__Problem statement__
Reproduce the records below in full and without edits, omitting images.
━━━━━ Given entries ━━━━━
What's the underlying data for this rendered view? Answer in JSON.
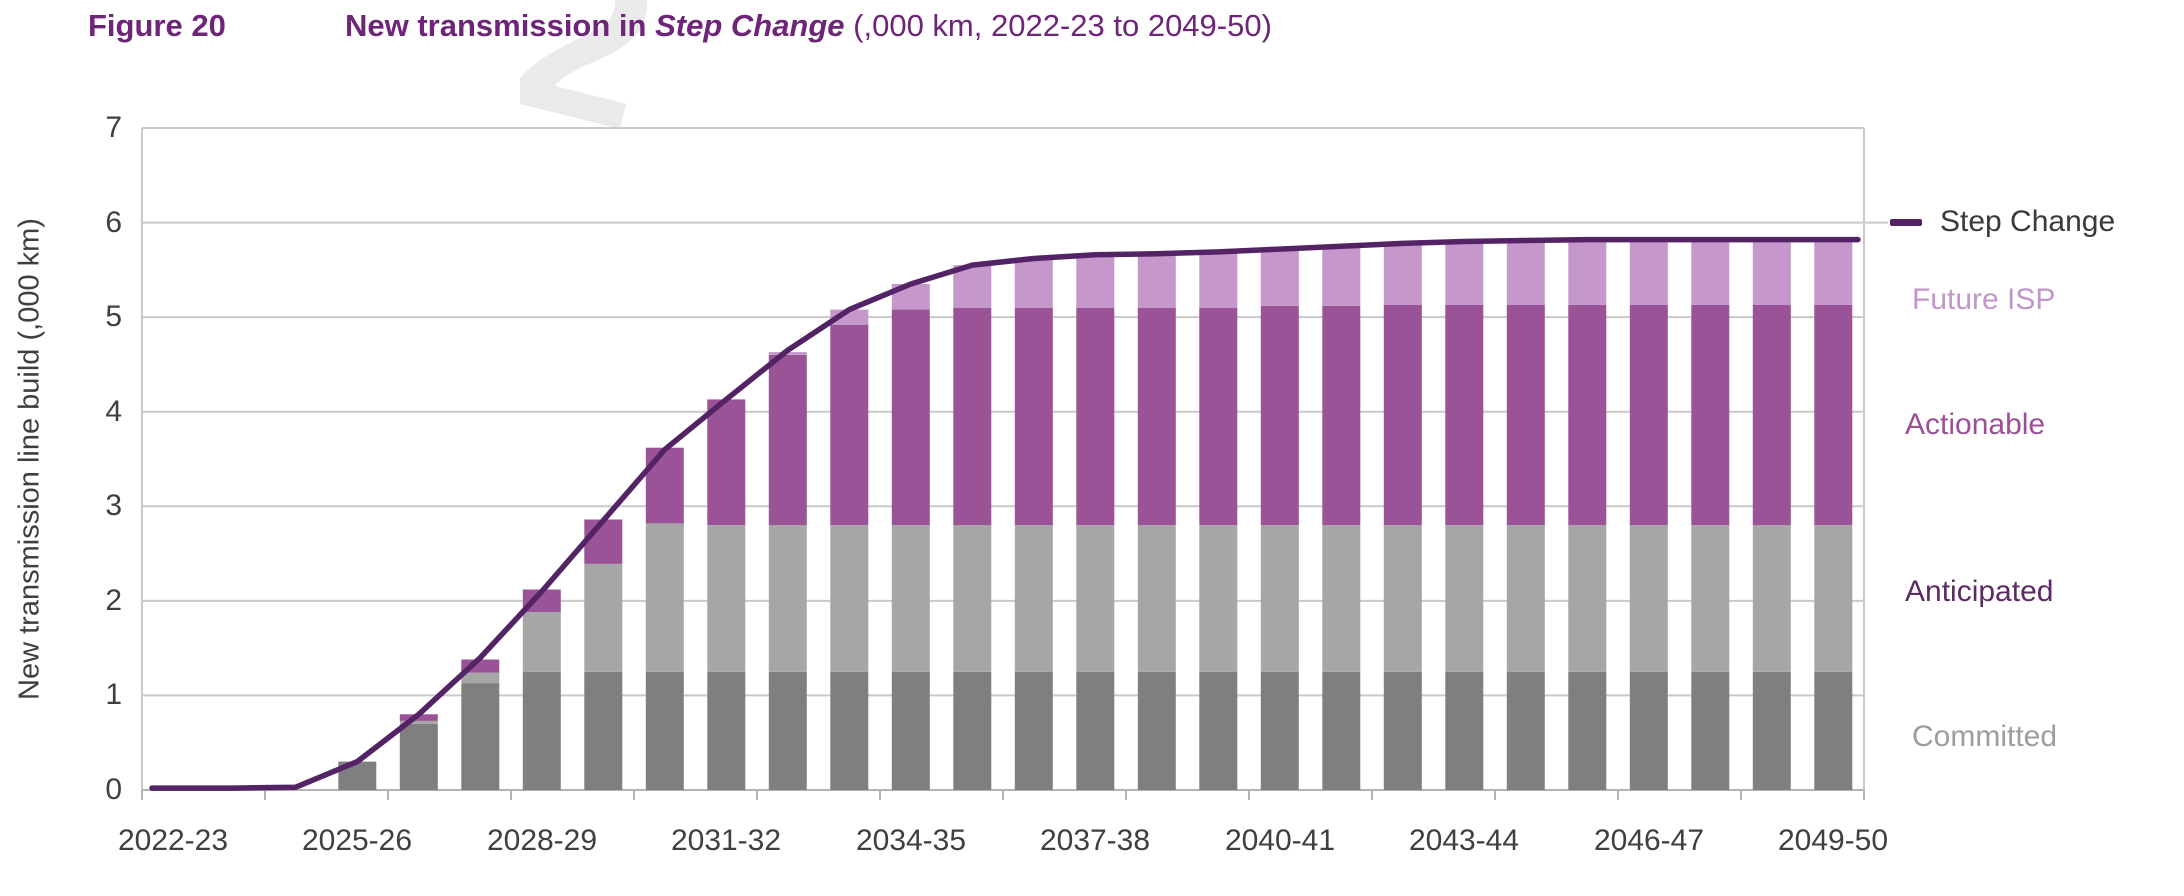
{
  "figure": {
    "label": "Figure 20",
    "title_prefix": "New transmission in ",
    "title_scenario": "Step Change",
    "title_units": " (,000 km, 2022-23 to 2049-50)",
    "title_color": "#6e2478",
    "watermark_glyph": "2"
  },
  "y_axis": {
    "title": "New transmission line build (,000 km)",
    "ticks": [
      "7",
      "6",
      "5",
      "4",
      "3",
      "2",
      "1",
      "0"
    ]
  },
  "x_axis": {
    "ticks": [
      "2022-23",
      "2025-26",
      "2028-29",
      "2031-32",
      "2034-35",
      "2037-38",
      "2040-41",
      "2043-44",
      "2046-47",
      "2049-50"
    ]
  },
  "legend": [
    {
      "label": "Step Change",
      "marker": "dash",
      "color": "#542366",
      "text_color": "#3a3a3a"
    },
    {
      "label": "Future ISP",
      "marker": "none",
      "color": "#c597ca",
      "text_color": "#c196c9"
    },
    {
      "label": "Actionable",
      "marker": "none",
      "color": "#9a5397",
      "text_color": "#9a4f97"
    },
    {
      "label": "Anticipated",
      "marker": "none",
      "color": "#a6a6a6",
      "text_color": "#5c2a64"
    },
    {
      "label": "Committed",
      "marker": "none",
      "color": "#7f7f7f",
      "text_color": "#9d9d9d"
    }
  ],
  "colors": {
    "grid": "#c9c9c9",
    "axis": "#b3b3b3",
    "committed": "#7f7f7f",
    "anticipated": "#a6a6a6",
    "actionable": "#9a5397",
    "future_isp": "#c597ca",
    "step_change_line": "#542366"
  },
  "chart_data": {
    "type": "bar",
    "subtype": "stacked-bars-with-line-overlay",
    "title": "New transmission in Step Change (,000 km, 2022-23 to 2049-50)",
    "ylabel": "New transmission line build (,000 km)",
    "ylim": [
      0,
      7
    ],
    "grid": true,
    "legend_position": "right",
    "x": [
      "2022-23",
      "2023-24",
      "2024-25",
      "2025-26",
      "2026-27",
      "2027-28",
      "2028-29",
      "2029-30",
      "2030-31",
      "2031-32",
      "2032-33",
      "2033-34",
      "2034-35",
      "2035-36",
      "2036-37",
      "2037-38",
      "2038-39",
      "2039-40",
      "2040-41",
      "2041-42",
      "2042-43",
      "2043-44",
      "2044-45",
      "2045-46",
      "2046-47",
      "2047-48",
      "2048-49",
      "2049-50"
    ],
    "x_tick_labels": [
      "2022-23",
      "2025-26",
      "2028-29",
      "2031-32",
      "2034-35",
      "2037-38",
      "2040-41",
      "2043-44",
      "2046-47",
      "2049-50"
    ],
    "series": [
      {
        "name": "Committed",
        "color": "#7f7f7f",
        "values": [
          0,
          0,
          0,
          0.3,
          0.7,
          1.13,
          1.25,
          1.25,
          1.25,
          1.25,
          1.25,
          1.25,
          1.25,
          1.25,
          1.25,
          1.25,
          1.25,
          1.25,
          1.25,
          1.25,
          1.25,
          1.25,
          1.25,
          1.25,
          1.25,
          1.25,
          1.25,
          1.25
        ]
      },
      {
        "name": "Anticipated",
        "color": "#a6a6a6",
        "values": [
          0,
          0,
          0,
          0,
          0.03,
          0.11,
          0.63,
          1.14,
          1.57,
          1.55,
          1.55,
          1.55,
          1.55,
          1.55,
          1.55,
          1.55,
          1.55,
          1.55,
          1.55,
          1.55,
          1.55,
          1.55,
          1.55,
          1.55,
          1.55,
          1.55,
          1.55,
          1.55
        ]
      },
      {
        "name": "Actionable",
        "color": "#9a5397",
        "values": [
          0,
          0,
          0,
          0,
          0.07,
          0.14,
          0.24,
          0.47,
          0.8,
          1.33,
          1.8,
          2.12,
          2.28,
          2.3,
          2.3,
          2.3,
          2.3,
          2.3,
          2.32,
          2.32,
          2.33,
          2.33,
          2.33,
          2.33,
          2.33,
          2.33,
          2.33,
          2.33
        ]
      },
      {
        "name": "Future ISP",
        "color": "#c597ca",
        "values": [
          0,
          0,
          0,
          0,
          0,
          0,
          0,
          0,
          0,
          0,
          0.03,
          0.16,
          0.27,
          0.45,
          0.52,
          0.55,
          0.55,
          0.58,
          0.6,
          0.63,
          0.65,
          0.67,
          0.67,
          0.67,
          0.67,
          0.67,
          0.67,
          0.67
        ]
      }
    ],
    "line_series": {
      "name": "Step Change",
      "color": "#542366",
      "values": [
        0.02,
        0.02,
        0.03,
        0.3,
        0.8,
        1.4,
        2.1,
        2.85,
        3.6,
        4.13,
        4.65,
        5.08,
        5.35,
        5.55,
        5.62,
        5.66,
        5.67,
        5.69,
        5.72,
        5.75,
        5.78,
        5.8,
        5.81,
        5.82,
        5.82,
        5.82,
        5.82,
        5.82
      ]
    }
  }
}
━━━━━
__Reply to the task__
What's the underlying data for this rendered view? Answer in JSON.
{
  "figure": {
    "label": "Figure 20",
    "title_prefix": "New transmission in ",
    "title_scenario": "Step Change",
    "title_units": " (,000 km, 2022-23 to 2049-50)",
    "title_color": "#6e2478",
    "watermark_glyph": "2"
  },
  "y_axis": {
    "title": "New transmission line build (,000 km)",
    "ticks": [
      "7",
      "6",
      "5",
      "4",
      "3",
      "2",
      "1",
      "0"
    ]
  },
  "x_axis": {
    "ticks": [
      "2022-23",
      "2025-26",
      "2028-29",
      "2031-32",
      "2034-35",
      "2037-38",
      "2040-41",
      "2043-44",
      "2046-47",
      "2049-50"
    ]
  },
  "legend": [
    {
      "label": "Step Change",
      "marker": "dash",
      "color": "#542366",
      "text_color": "#3a3a3a"
    },
    {
      "label": "Future ISP",
      "marker": "none",
      "color": "#c597ca",
      "text_color": "#c196c9"
    },
    {
      "label": "Actionable",
      "marker": "none",
      "color": "#9a5397",
      "text_color": "#9a4f97"
    },
    {
      "label": "Anticipated",
      "marker": "none",
      "color": "#a6a6a6",
      "text_color": "#5c2a64"
    },
    {
      "label": "Committed",
      "marker": "none",
      "color": "#7f7f7f",
      "text_color": "#9d9d9d"
    }
  ],
  "colors": {
    "grid": "#c9c9c9",
    "axis": "#b3b3b3",
    "committed": "#7f7f7f",
    "anticipated": "#a6a6a6",
    "actionable": "#9a5397",
    "future_isp": "#c597ca",
    "step_change_line": "#542366"
  },
  "chart_data": {
    "type": "bar",
    "subtype": "stacked-bars-with-line-overlay",
    "title": "New transmission in Step Change (,000 km, 2022-23 to 2049-50)",
    "ylabel": "New transmission line build (,000 km)",
    "ylim": [
      0,
      7
    ],
    "grid": true,
    "legend_position": "right",
    "x": [
      "2022-23",
      "2023-24",
      "2024-25",
      "2025-26",
      "2026-27",
      "2027-28",
      "2028-29",
      "2029-30",
      "2030-31",
      "2031-32",
      "2032-33",
      "2033-34",
      "2034-35",
      "2035-36",
      "2036-37",
      "2037-38",
      "2038-39",
      "2039-40",
      "2040-41",
      "2041-42",
      "2042-43",
      "2043-44",
      "2044-45",
      "2045-46",
      "2046-47",
      "2047-48",
      "2048-49",
      "2049-50"
    ],
    "x_tick_labels": [
      "2022-23",
      "2025-26",
      "2028-29",
      "2031-32",
      "2034-35",
      "2037-38",
      "2040-41",
      "2043-44",
      "2046-47",
      "2049-50"
    ],
    "series": [
      {
        "name": "Committed",
        "color": "#7f7f7f",
        "values": [
          0,
          0,
          0,
          0.3,
          0.7,
          1.13,
          1.25,
          1.25,
          1.25,
          1.25,
          1.25,
          1.25,
          1.25,
          1.25,
          1.25,
          1.25,
          1.25,
          1.25,
          1.25,
          1.25,
          1.25,
          1.25,
          1.25,
          1.25,
          1.25,
          1.25,
          1.25,
          1.25
        ]
      },
      {
        "name": "Anticipated",
        "color": "#a6a6a6",
        "values": [
          0,
          0,
          0,
          0,
          0.03,
          0.11,
          0.63,
          1.14,
          1.57,
          1.55,
          1.55,
          1.55,
          1.55,
          1.55,
          1.55,
          1.55,
          1.55,
          1.55,
          1.55,
          1.55,
          1.55,
          1.55,
          1.55,
          1.55,
          1.55,
          1.55,
          1.55,
          1.55
        ]
      },
      {
        "name": "Actionable",
        "color": "#9a5397",
        "values": [
          0,
          0,
          0,
          0,
          0.07,
          0.14,
          0.24,
          0.47,
          0.8,
          1.33,
          1.8,
          2.12,
          2.28,
          2.3,
          2.3,
          2.3,
          2.3,
          2.3,
          2.32,
          2.32,
          2.33,
          2.33,
          2.33,
          2.33,
          2.33,
          2.33,
          2.33,
          2.33
        ]
      },
      {
        "name": "Future ISP",
        "color": "#c597ca",
        "values": [
          0,
          0,
          0,
          0,
          0,
          0,
          0,
          0,
          0,
          0,
          0.03,
          0.16,
          0.27,
          0.45,
          0.52,
          0.55,
          0.55,
          0.58,
          0.6,
          0.63,
          0.65,
          0.67,
          0.67,
          0.67,
          0.67,
          0.67,
          0.67,
          0.67
        ]
      }
    ],
    "line_series": {
      "name": "Step Change",
      "color": "#542366",
      "values": [
        0.02,
        0.02,
        0.03,
        0.3,
        0.8,
        1.4,
        2.1,
        2.85,
        3.6,
        4.13,
        4.65,
        5.08,
        5.35,
        5.55,
        5.62,
        5.66,
        5.67,
        5.69,
        5.72,
        5.75,
        5.78,
        5.8,
        5.81,
        5.82,
        5.82,
        5.82,
        5.82,
        5.82
      ]
    }
  }
}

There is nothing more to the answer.